# REQUEST:
Copy out all lines where "Year" appears.

# GIVEN DATA:
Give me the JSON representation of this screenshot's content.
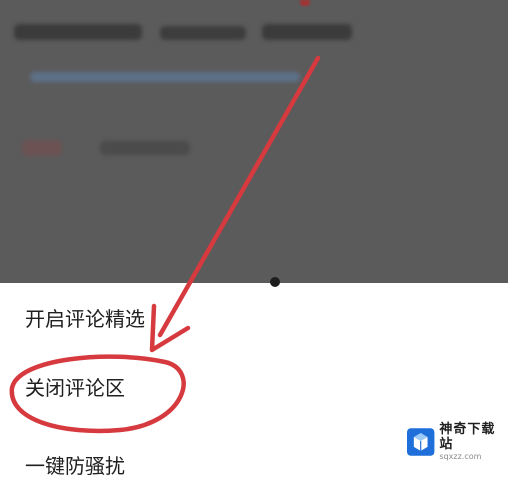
{
  "menu": {
    "items": [
      {
        "label": "开启评论精选"
      },
      {
        "label": "关闭评论区"
      },
      {
        "label": "一键防骚扰"
      }
    ]
  },
  "annotation": {
    "color": "#d63a3f",
    "arrow_icon": "arrow-icon",
    "circle_icon": "ellipse-highlight"
  },
  "watermark": {
    "name": "神奇下载站",
    "url": "sqxzz.com"
  }
}
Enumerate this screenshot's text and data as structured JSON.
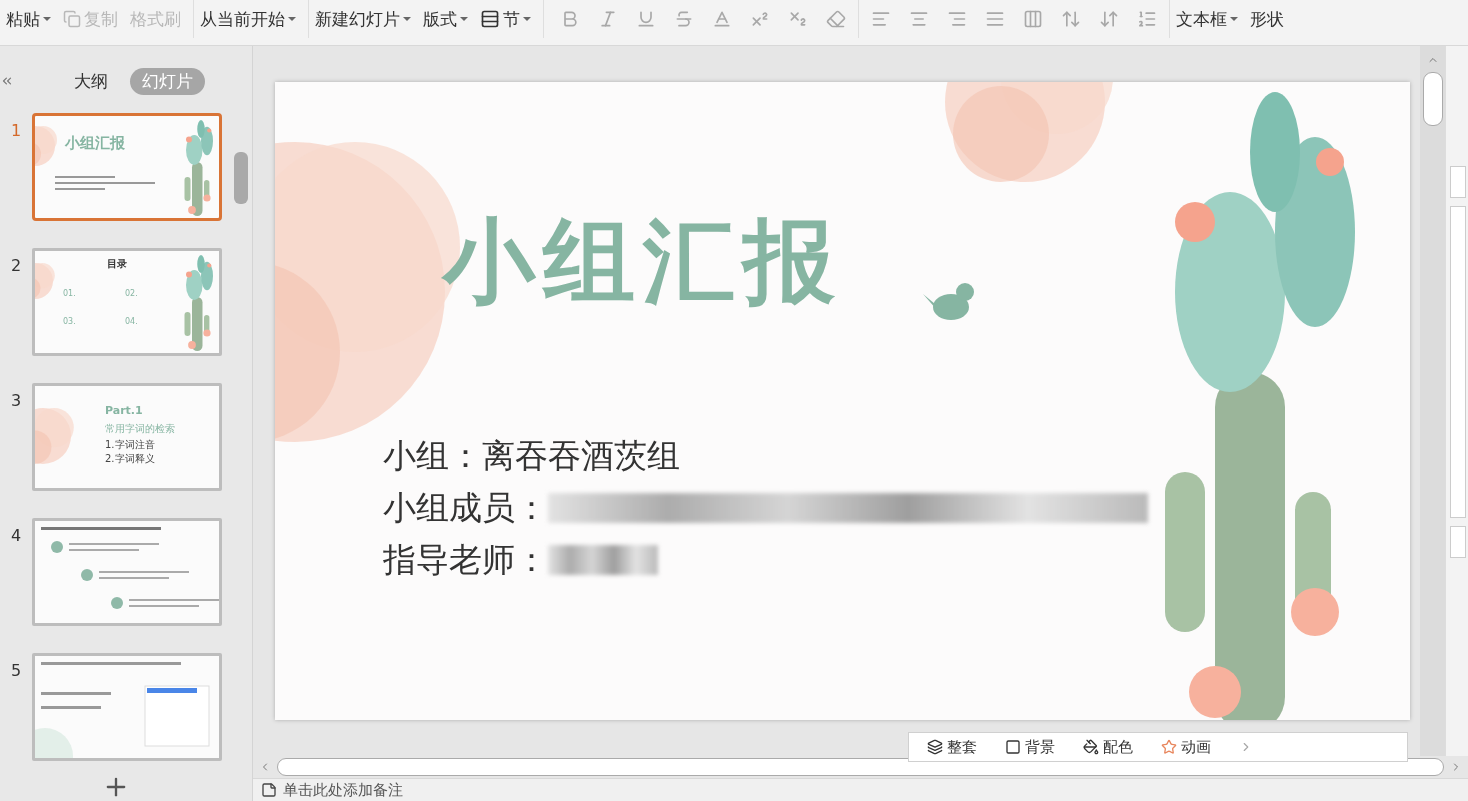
{
  "ribbon": {
    "clipboard": [
      {
        "label": "粘贴",
        "disabled": false,
        "dropdown": true
      },
      {
        "label": "复制",
        "disabled": true,
        "dropdown": false,
        "kind": "copy"
      },
      {
        "label": "格式刷",
        "disabled": true,
        "dropdown": false
      }
    ],
    "slides_group": [
      {
        "label": "从当前开始",
        "disabled": false,
        "dropdown": true
      }
    ],
    "layout_group": [
      {
        "label": "新建幻灯片",
        "disabled": false,
        "dropdown": true
      },
      {
        "label": "版式",
        "disabled": false,
        "dropdown": true
      },
      {
        "label": "节",
        "disabled": false,
        "dropdown": true,
        "kind": "section"
      }
    ],
    "insert_group": [
      {
        "label": "文本框",
        "disabled": false,
        "dropdown": true
      },
      {
        "label": "形状",
        "disabled": false,
        "dropdown": false
      }
    ]
  },
  "panel_tabs": [
    {
      "label": "大纲",
      "selected": false
    },
    {
      "label": "幻灯片",
      "selected": true
    }
  ],
  "thumbnails": [
    {
      "number": "1",
      "selected": true,
      "kind": "cover",
      "title": "小组汇报"
    },
    {
      "number": "2",
      "selected": false,
      "kind": "toc",
      "title": "目录",
      "items": [
        "01.",
        "02.",
        "03.",
        "04."
      ]
    },
    {
      "number": "3",
      "selected": false,
      "kind": "part",
      "title": "Part.1",
      "subtitle": "常用字词的检索",
      "items": [
        "1.字词注音",
        "2.字词释义"
      ]
    },
    {
      "number": "4",
      "selected": false,
      "kind": "timeline"
    },
    {
      "number": "5",
      "selected": false,
      "kind": "content"
    }
  ],
  "slide": {
    "title": "小组汇报",
    "lines": [
      {
        "label": "小组：",
        "value": "离吞吞酒茨组",
        "blurred": false
      },
      {
        "label": "小组成员：",
        "blurred": true
      },
      {
        "label": "指导老师：",
        "blurred": true
      }
    ]
  },
  "float_bar": [
    {
      "label": "整套",
      "kind": "template"
    },
    {
      "label": "背景",
      "kind": "background"
    },
    {
      "label": "配色",
      "kind": "color"
    },
    {
      "label": "动画",
      "kind": "animation"
    }
  ],
  "notes": {
    "placeholder": "单击此处添加备注"
  }
}
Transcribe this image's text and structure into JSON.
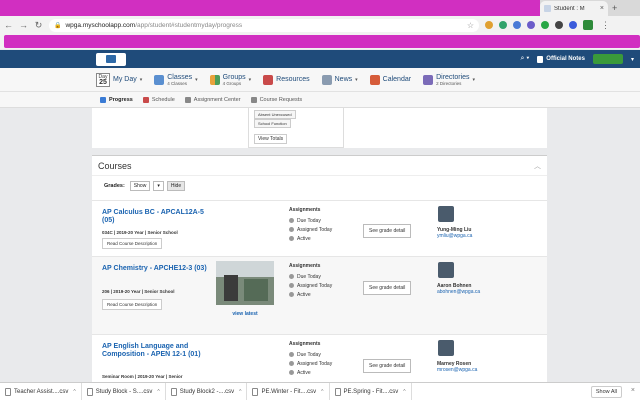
{
  "browser": {
    "tab_title": "Student : M",
    "url_host": "wpga.myschoolapp.com",
    "url_path": "/app/student#studentmyday/progress"
  },
  "header": {
    "official_notes": "Official Notes"
  },
  "nav": {
    "calendar_month": "Day",
    "calendar_day": "25",
    "my_day": "My Day",
    "classes": "Classes",
    "classes_sub": "4 Classes",
    "groups": "Groups",
    "groups_sub": "4 Groups",
    "resources": "Resources",
    "news": "News",
    "calendar": "Calendar",
    "directories": "Directories",
    "directories_sub": "2 Directories"
  },
  "subnav": {
    "progress": "Progress",
    "schedule": "Schedule",
    "assignment_center": "Assignment Center",
    "course_requests": "Course Requests"
  },
  "attendance": {
    "absent_unexcused": "Absent Unexcused",
    "school_function": "School Function",
    "view_totals": "View Totals"
  },
  "courses": {
    "title": "Courses",
    "grades_label": "Grades:",
    "show": "Show",
    "hide": "Hide",
    "items": [
      {
        "name": "AP Calculus BC - APCAL12A-5 (05)",
        "meta": "034C | 2019-20 Year | Senior School",
        "read_desc": "Read Course Description",
        "assign_header": "Assignments",
        "due_today": "Due Today",
        "assigned_today": "Assigned Today",
        "active": "Active",
        "grade_detail": "See grade detail",
        "teacher_name": "Yung-Ming Liu",
        "teacher_email": "ymliu@wpga.ca"
      },
      {
        "name": "AP Chemistry - APCHE12-3 (03)",
        "meta": "206 | 2019-20 Year | Senior School",
        "read_desc": "Read Course Description",
        "view_latest": "view latest",
        "assign_header": "Assignments",
        "due_today": "Due Today",
        "assigned_today": "Assigned Today",
        "active": "Active",
        "grade_detail": "See grade detail",
        "teacher_name": "Aaron Bohnen",
        "teacher_email": "abohnen@wpga.ca"
      },
      {
        "name": "AP English Language and Composition - APEN 12-1 (01)",
        "meta": "Seminar Room | 2019-20 Year | Senior",
        "assign_header": "Assignments",
        "due_today": "Due Today",
        "assigned_today": "Assigned Today",
        "active": "Active",
        "grade_detail": "See grade detail",
        "teacher_name": "Marney Rosen",
        "teacher_email": "mrosen@wpga.ca"
      }
    ]
  },
  "downloads": {
    "items": [
      "Teacher Assist....csv",
      "Study Block - S....csv",
      "Study Block2 -....csv",
      "PE.Winter - Fit....csv",
      "PE.Spring - Fit....csv"
    ],
    "show_all": "Show All"
  },
  "colors": {
    "header_bg": "#1f4b7a",
    "link": "#1a63b0",
    "redaction": "#d12fc1"
  }
}
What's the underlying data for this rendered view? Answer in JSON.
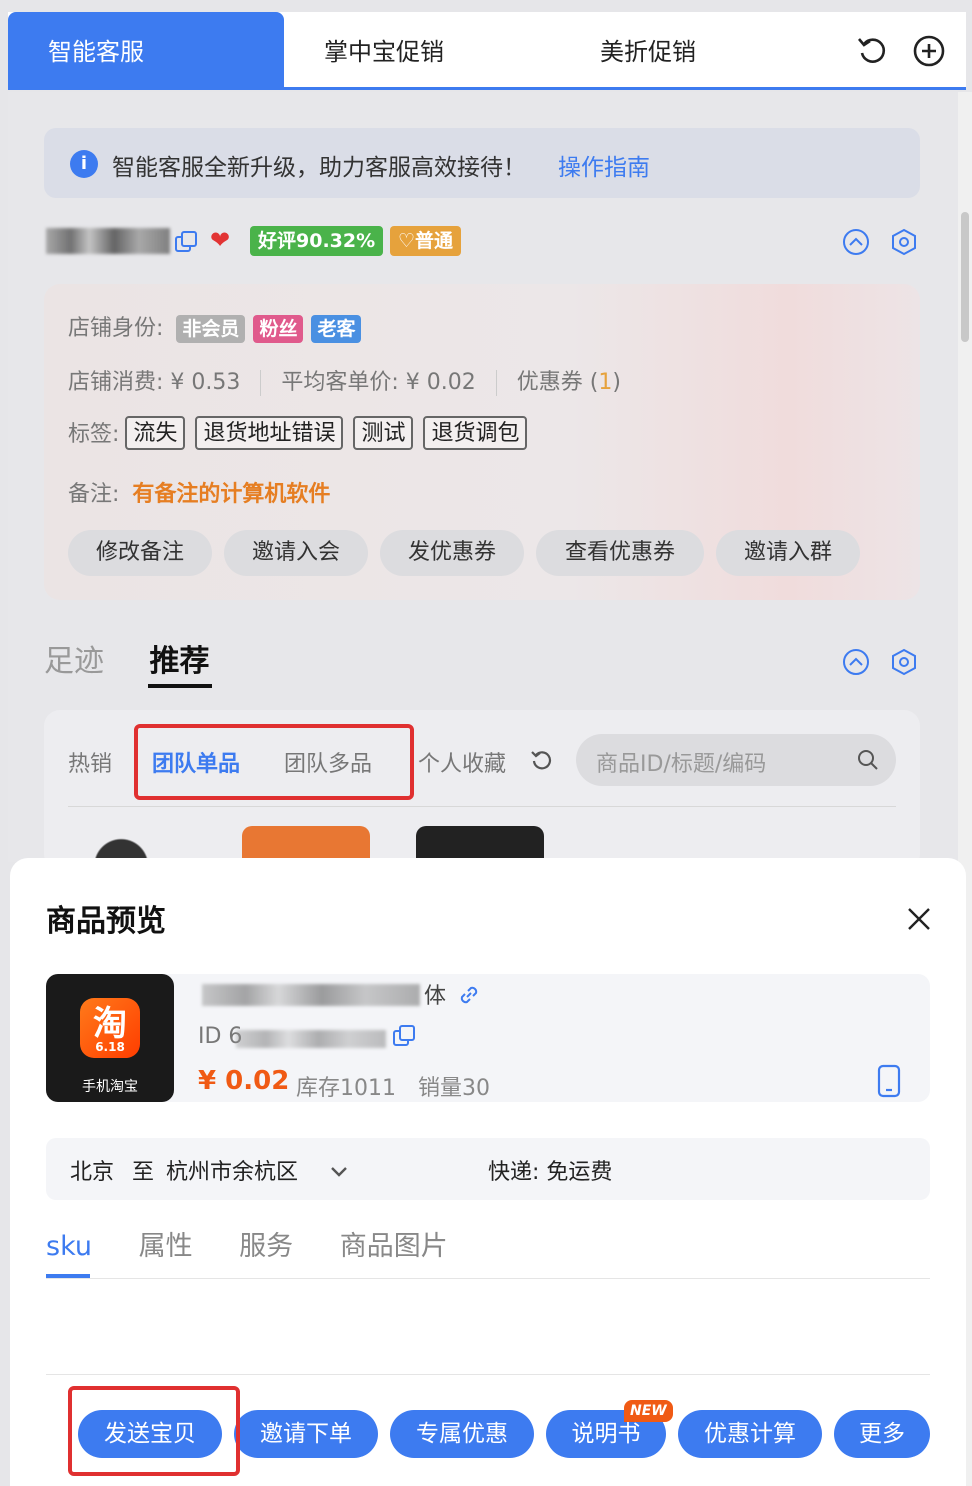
{
  "tabs": [
    {
      "label": "智能客服",
      "active": true
    },
    {
      "label": "掌中宝促销",
      "active": false
    },
    {
      "label": "美折促销",
      "active": false
    }
  ],
  "notice": {
    "text": "智能客服全新升级，助力客服高效接待！",
    "link": "操作指南"
  },
  "customer": {
    "rating_badge": "好评90.32%",
    "level_badge": "普通",
    "identity_label": "店铺身份:",
    "identity_tags": [
      "非会员",
      "粉丝",
      "老客"
    ],
    "spend_label": "店铺消费: ¥ 0.53",
    "avg_label": "平均客单价: ¥ 0.02",
    "coupon_label": "优惠券 (",
    "coupon_count": "1",
    "coupon_close": ")",
    "tags_label": "标签:",
    "tags": [
      "流失",
      "退货地址错误",
      "测试",
      "退货调包"
    ],
    "remark_label": "备注:",
    "remark": "有备注的计算机软件",
    "actions": [
      "修改备注",
      "邀请入会",
      "发优惠券",
      "查看优惠券",
      "邀请入群"
    ]
  },
  "section_tabs": [
    {
      "label": "足迹",
      "active": false
    },
    {
      "label": "推荐",
      "active": true
    }
  ],
  "recommend": {
    "filters": [
      "热销",
      "团队单品",
      "团队多品",
      "个人收藏"
    ],
    "active_filter": "团队单品",
    "search_placeholder": "商品ID/标题/编码"
  },
  "preview": {
    "title": "商品预览",
    "product": {
      "name_tail": "体",
      "id_prefix": "ID 6",
      "price": "¥ 0.02",
      "stock": "库存1011",
      "sales": "销量30",
      "image_label": "手机淘宝",
      "logo_text": "淘",
      "logo_sub": "6.18"
    },
    "shipping": {
      "from": "北京",
      "to_word": "至",
      "dest": "杭州市余杭区",
      "method": "快递: 免运费"
    },
    "tabs": [
      {
        "label": "sku",
        "active": true
      },
      {
        "label": "属性",
        "active": false
      },
      {
        "label": "服务",
        "active": false
      },
      {
        "label": "商品图片",
        "active": false
      }
    ],
    "buttons": [
      "发送宝贝",
      "邀请下单",
      "专属优惠",
      "说明书",
      "优惠计算",
      "更多"
    ],
    "new_badge": "NEW"
  },
  "colors": {
    "accent": "#3d7bf0",
    "price": "#f05a14",
    "highlight": "#e03030"
  }
}
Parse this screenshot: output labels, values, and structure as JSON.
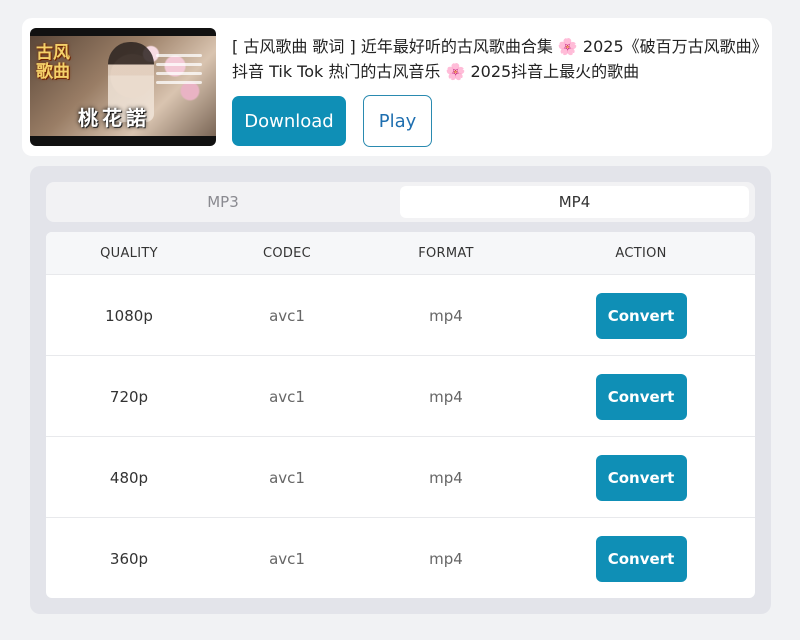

# ANSWER TO THIS TASK:
        "meta": "034C | 2019-20 Year | Senior School",
        "meta": "206 | 2019-20 Year | Senior School",
        "meta": "Seminar Room | 2019-20 Year | Senior",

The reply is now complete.